(WHAT TO WORK ON): Render every line of the listings below as a numbered list, leaving out any blank lines.

(Annotated region listings):
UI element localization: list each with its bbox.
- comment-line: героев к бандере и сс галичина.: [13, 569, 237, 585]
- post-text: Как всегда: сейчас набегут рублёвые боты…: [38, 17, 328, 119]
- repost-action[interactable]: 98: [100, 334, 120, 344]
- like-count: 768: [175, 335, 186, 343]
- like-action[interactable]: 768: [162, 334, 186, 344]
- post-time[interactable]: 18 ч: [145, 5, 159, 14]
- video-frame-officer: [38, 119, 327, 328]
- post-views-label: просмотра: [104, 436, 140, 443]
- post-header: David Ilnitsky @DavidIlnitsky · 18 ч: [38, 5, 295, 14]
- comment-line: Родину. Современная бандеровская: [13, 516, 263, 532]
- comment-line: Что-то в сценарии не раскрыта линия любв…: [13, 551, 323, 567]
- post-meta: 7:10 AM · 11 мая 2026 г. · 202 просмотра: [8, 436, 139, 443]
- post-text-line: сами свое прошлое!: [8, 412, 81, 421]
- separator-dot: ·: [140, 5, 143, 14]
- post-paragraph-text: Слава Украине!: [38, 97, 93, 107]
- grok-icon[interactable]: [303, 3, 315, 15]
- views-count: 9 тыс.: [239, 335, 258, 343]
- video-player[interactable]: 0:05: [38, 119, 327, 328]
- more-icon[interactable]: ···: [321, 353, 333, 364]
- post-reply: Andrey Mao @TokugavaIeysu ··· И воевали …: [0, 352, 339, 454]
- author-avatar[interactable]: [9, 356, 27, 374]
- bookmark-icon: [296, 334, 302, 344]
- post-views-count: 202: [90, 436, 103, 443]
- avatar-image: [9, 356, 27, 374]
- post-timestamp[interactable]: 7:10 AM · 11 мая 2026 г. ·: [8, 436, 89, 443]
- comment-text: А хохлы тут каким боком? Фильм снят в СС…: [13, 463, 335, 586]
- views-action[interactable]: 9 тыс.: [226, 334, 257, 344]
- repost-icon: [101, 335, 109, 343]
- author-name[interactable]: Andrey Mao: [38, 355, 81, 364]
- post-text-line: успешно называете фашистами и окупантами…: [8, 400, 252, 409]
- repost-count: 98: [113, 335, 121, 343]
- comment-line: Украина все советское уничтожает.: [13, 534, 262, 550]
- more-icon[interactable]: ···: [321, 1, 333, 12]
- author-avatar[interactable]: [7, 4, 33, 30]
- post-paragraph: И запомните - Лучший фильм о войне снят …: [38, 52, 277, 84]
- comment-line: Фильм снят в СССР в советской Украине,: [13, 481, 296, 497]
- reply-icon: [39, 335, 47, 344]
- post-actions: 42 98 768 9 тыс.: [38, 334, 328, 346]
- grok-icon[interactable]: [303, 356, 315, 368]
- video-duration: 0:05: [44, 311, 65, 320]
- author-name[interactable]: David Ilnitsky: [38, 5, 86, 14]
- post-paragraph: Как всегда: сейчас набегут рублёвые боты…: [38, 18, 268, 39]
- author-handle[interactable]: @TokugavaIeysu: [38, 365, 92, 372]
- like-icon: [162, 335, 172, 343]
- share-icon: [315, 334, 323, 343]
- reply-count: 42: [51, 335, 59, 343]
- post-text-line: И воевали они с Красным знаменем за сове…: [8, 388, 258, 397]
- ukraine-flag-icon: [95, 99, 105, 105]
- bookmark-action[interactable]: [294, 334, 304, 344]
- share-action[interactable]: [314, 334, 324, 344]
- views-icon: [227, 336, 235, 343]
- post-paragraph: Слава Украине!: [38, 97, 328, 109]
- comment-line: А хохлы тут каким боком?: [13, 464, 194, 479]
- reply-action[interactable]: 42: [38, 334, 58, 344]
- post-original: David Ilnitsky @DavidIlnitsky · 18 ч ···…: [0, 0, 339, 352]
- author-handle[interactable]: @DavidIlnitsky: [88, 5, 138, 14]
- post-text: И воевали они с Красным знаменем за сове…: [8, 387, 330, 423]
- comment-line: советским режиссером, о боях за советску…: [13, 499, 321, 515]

(REPLY TO THE EXERCISE):
1. UI element localization: list each with its bbox.
2. - comment-line: героев к бандере и сс галичина.: [13, 569, 237, 585]
3. - post-text: Как всегда: сейчас набегут рублёвые боты…: [38, 17, 328, 119]
4. - repost-action[interactable]: 98: [100, 334, 120, 344]
5. - like-count: 768: [175, 335, 186, 343]
6. - like-action[interactable]: 768: [162, 334, 186, 344]
7. - post-time[interactable]: 18 ч: [145, 5, 159, 14]
8. - video-frame-officer: [38, 119, 327, 328]
9. - post-views-label: просмотра: [104, 436, 140, 443]
10. - post-header: David Ilnitsky @DavidIlnitsky · 18 ч: [38, 5, 295, 14]
11. - comment-line: Родину. Современная бандеровская: [13, 516, 263, 532]
12. - comment-line: Что-то в сценарии не раскрыта линия любв…: [13, 551, 323, 567]
13. - post-meta: 7:10 AM · 11 мая 2026 г. · 202 просмотра: [8, 436, 139, 443]
14. - post-text-line: сами свое прошлое!: [8, 412, 81, 421]
15. - separator-dot: ·: [140, 5, 143, 14]
16. - post-paragraph-text: Слава Украине!: [38, 97, 93, 107]
17. - grok-icon[interactable]: [303, 3, 315, 15]
18. - views-count: 9 тыс.: [239, 335, 258, 343]
19. - video-player[interactable]: 0:05: [38, 119, 327, 328]
20. - more-icon[interactable]: ···: [321, 353, 333, 364]
21. - post-reply: Andrey Mao @TokugavaIeysu ··· И воевали …: [0, 352, 339, 454]
22. - author-avatar[interactable]: [9, 356, 27, 374]
23. - bookmark-icon: [296, 334, 302, 344]
24. - post-views-count: 202: [90, 436, 103, 443]
25. - avatar-image: [9, 356, 27, 374]
26. - post-timestamp[interactable]: 7:10 AM · 11 мая 2026 г. ·: [8, 436, 89, 443]
27. - comment-text: А хохлы тут каким боком? Фильм снят в СС…: [13, 463, 335, 586]
28. - views-action[interactable]: 9 тыс.: [226, 334, 257, 344]
29. - repost-icon: [101, 335, 109, 343]
30. - author-name[interactable]: Andrey Mao: [38, 355, 81, 364]
31. - post-text-line: успешно называете фашистами и окупантами…: [8, 400, 252, 409]
32. - repost-count: 98: [113, 335, 121, 343]
33. - comment-line: Украина все советское уничтожает.: [13, 534, 262, 550]
34. - more-icon[interactable]: ···: [321, 1, 333, 12]
35. - author-avatar[interactable]: [7, 4, 33, 30]
36. - post-paragraph: И запомните - Лучший фильм о войне снят …: [38, 52, 277, 84]
37. - comment-line: Фильм снят в СССР в советской Украине,: [13, 481, 296, 497]
38. - reply-icon: [39, 335, 47, 344]
39. - post-actions: 42 98 768 9 тыс.: [38, 334, 328, 346]
40. - grok-icon[interactable]: [303, 356, 315, 368]
41. - video-duration: 0:05: [44, 311, 65, 320]
42. - author-name[interactable]: David Ilnitsky: [38, 5, 86, 14]
43. - post-paragraph: Как всегда: сейчас набегут рублёвые боты…: [38, 18, 268, 39]
44. - author-handle[interactable]: @TokugavaIeysu: [38, 365, 92, 372]
45. - like-icon: [162, 335, 172, 343]
46. - share-icon: [315, 334, 323, 343]
47. - reply-count: 42: [51, 335, 59, 343]
48. - post-text-line: И воевали они с Красным знаменем за сове…: [8, 388, 258, 397]
49. - ukraine-flag-icon: [95, 99, 105, 105]
50. - bookmark-action[interactable]: [294, 334, 304, 344]
51. - share-action[interactable]: [314, 334, 324, 344]
52. - views-icon: [227, 336, 235, 343]
53. - post-paragraph: Слава Украине!: [38, 97, 328, 109]
54. - comment-line: А хохлы тут каким боком?: [13, 464, 194, 479]
55. - reply-action[interactable]: 42: [38, 334, 58, 344]
56. - post-original: David Ilnitsky @DavidIlnitsky · 18 ч ···…: [0, 0, 339, 352]
57. - author-handle[interactable]: @DavidIlnitsky: [88, 5, 138, 14]
58. - post-text: И воевали они с Красным знаменем за сове…: [8, 387, 330, 423]
59. - comment-line: советским режиссером, о боях за советску…: [13, 499, 321, 515]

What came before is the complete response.